Entries taken from a collection:
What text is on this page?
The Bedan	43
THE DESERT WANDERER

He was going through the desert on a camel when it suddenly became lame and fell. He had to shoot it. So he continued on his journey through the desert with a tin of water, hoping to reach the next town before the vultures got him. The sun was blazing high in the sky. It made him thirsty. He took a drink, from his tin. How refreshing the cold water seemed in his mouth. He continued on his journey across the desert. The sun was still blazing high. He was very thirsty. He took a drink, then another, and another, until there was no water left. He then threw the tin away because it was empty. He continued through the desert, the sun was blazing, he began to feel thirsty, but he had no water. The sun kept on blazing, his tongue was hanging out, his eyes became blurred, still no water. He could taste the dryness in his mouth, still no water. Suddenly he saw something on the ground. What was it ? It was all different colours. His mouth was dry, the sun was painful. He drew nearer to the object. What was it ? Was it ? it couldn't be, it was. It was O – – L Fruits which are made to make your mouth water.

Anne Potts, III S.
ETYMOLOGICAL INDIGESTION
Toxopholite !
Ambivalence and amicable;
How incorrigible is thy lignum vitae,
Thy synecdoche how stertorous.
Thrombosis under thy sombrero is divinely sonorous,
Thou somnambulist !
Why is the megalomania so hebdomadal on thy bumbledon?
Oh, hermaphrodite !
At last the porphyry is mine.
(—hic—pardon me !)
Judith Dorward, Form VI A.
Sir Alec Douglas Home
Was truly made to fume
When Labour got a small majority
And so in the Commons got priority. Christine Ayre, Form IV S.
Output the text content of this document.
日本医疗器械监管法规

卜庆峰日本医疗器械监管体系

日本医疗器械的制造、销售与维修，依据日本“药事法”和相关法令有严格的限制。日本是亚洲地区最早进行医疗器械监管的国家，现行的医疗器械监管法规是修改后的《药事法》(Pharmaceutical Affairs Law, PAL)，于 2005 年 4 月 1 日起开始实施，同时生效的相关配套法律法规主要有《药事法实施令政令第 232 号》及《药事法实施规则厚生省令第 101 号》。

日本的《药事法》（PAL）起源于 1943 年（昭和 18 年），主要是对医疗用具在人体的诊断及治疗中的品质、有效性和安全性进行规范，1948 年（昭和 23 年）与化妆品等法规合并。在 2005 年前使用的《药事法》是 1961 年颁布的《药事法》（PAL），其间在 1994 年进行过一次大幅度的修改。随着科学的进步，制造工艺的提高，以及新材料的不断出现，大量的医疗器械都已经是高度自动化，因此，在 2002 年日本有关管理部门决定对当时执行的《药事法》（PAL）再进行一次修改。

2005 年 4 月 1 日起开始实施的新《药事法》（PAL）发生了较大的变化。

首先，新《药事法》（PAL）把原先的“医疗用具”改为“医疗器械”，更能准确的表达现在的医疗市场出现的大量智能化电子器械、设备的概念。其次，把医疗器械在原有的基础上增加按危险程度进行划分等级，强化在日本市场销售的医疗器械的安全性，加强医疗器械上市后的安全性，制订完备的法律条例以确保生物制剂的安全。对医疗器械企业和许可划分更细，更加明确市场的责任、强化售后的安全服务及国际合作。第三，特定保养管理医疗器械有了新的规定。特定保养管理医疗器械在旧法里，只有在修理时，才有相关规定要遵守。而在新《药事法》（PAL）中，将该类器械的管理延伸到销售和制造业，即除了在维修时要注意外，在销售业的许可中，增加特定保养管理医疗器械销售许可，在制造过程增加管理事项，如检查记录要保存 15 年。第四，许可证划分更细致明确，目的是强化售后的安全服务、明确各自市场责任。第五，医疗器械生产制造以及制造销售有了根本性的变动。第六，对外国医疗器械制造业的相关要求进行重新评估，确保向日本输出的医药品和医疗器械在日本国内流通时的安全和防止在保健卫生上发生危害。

What needs to be done>
Retype the listing above in full, with no alterations.

Reply to the exercise>
What text is on this page?
The Bedan	43
THE DESERT WANDERER

He was going through the desert on a camel when it suddenly became lame and fell. He had to shoot it. So he continued on his journey through the desert with a tin of water, hoping to reach the next town before the vultures got him. The sun was blazing high in the sky. It made him thirsty. He took a drink, from his tin. How refreshing the cold water seemed in his mouth. He continued on his journey across the desert. The sun was still blazing high. He was very thirsty. He took a drink, then another, and another, until there was no water left. He then threw the tin away because it was empty. He continued through the desert, the sun was blazing, he began to feel thirsty, but he had no water. The sun kept on blazing, his tongue was hanging out, his eyes became blurred, still no water. He could taste the dryness in his mouth, still no water. Suddenly he saw something on the ground. What was it ? It was all different colours. His mouth was dry, the sun was painful. He drew nearer to the object. What was it ? Was it ? it couldn't be, it was. It was O – – L Fruits which are made to make your mouth water.

Anne Potts, III S.
ETYMOLOGICAL INDIGESTION
Toxopholite !
Ambivalence and amicable;
How incorrigible is thy lignum vitae,
Thy synecdoche how stertorous.
Thrombosis under thy sombrero is divinely sonorous,
Thou somnambulist !
Why is the megalomania so hebdomadal on thy bumbledon?
Oh, hermaphrodite !
At last the porphyry is mine.
(—hic—pardon me !)
Judith Dorward, Form VI A.
Sir Alec Douglas Home
Was truly made to fume
When Labour got a small majority
And so in the Commons got priority. Christine Ayre, Form IV S.
Output the text content of this document.
日本医疗器械监管法规

卜庆峰日本医疗器械监管体系

日本医疗器械的制造、销售与维修，依据日本“药事法”和相关法令有严格的限制。日本是亚洲地区最早进行医疗器械监管的国家，现行的医疗器械监管法规是修改后的《药事法》(Pharmaceutical Affairs Law, PAL)，于 2005 年 4 月 1 日起开始实施，同时生效的相关配套法律法规主要有《药事法实施令政令第 232 号》及《药事法实施规则厚生省令第 101 号》。

日本的《药事法》（PAL）起源于 1943 年（昭和 18 年），主要是对医疗用具在人体的诊断及治疗中的品质、有效性和安全性进行规范，1948 年（昭和 23 年）与化妆品等法规合并。在 2005 年前使用的《药事法》是 1961 年颁布的《药事法》（PAL），其间在 1994 年进行过一次大幅度的修改。随着科学的进步，制造工艺的提高，以及新材料的不断出现，大量的医疗器械都已经是高度自动化，因此，在 2002 年日本有关管理部门决定对当时执行的《药事法》（PAL）再进行一次修改。

2005 年 4 月 1 日起开始实施的新《药事法》（PAL）发生了较大的变化。

首先，新《药事法》（PAL）把原先的“医疗用具”改为“医疗器械”，更能准确的表达现在的医疗市场出现的大量智能化电子器械、设备的概念。其次，把医疗器械在原有的基础上增加按危险程度进行划分等级，强化在日本市场销售的医疗器械的安全性，加强医疗器械上市后的安全性，制订完备的法律条例以确保生物制剂的安全。对医疗器械企业和许可划分更细，更加明确市场的责任、强化售后的安全服务及国际合作。第三，特定保养管理医疗器械有了新的规定。特定保养管理医疗器械在旧法里，只有在修理时，才有相关规定要遵守。而在新《药事法》（PAL）中，将该类器械的管理延伸到销售和制造业，即除了在维修时要注意外，在销售业的许可中，增加特定保养管理医疗器械销售许可，在制造过程增加管理事项，如检查记录要保存 15 年。第四，许可证划分更细致明确，目的是强化售后的安全服务、明确各自市场责任。第五，医疗器械生产制造以及制造销售有了根本性的变动。第六，对外国医疗器械制造业的相关要求进行重新评估，确保向日本输出的医药品和医疗器械在日本国内流通时的安全和防止在保健卫生上发生危害。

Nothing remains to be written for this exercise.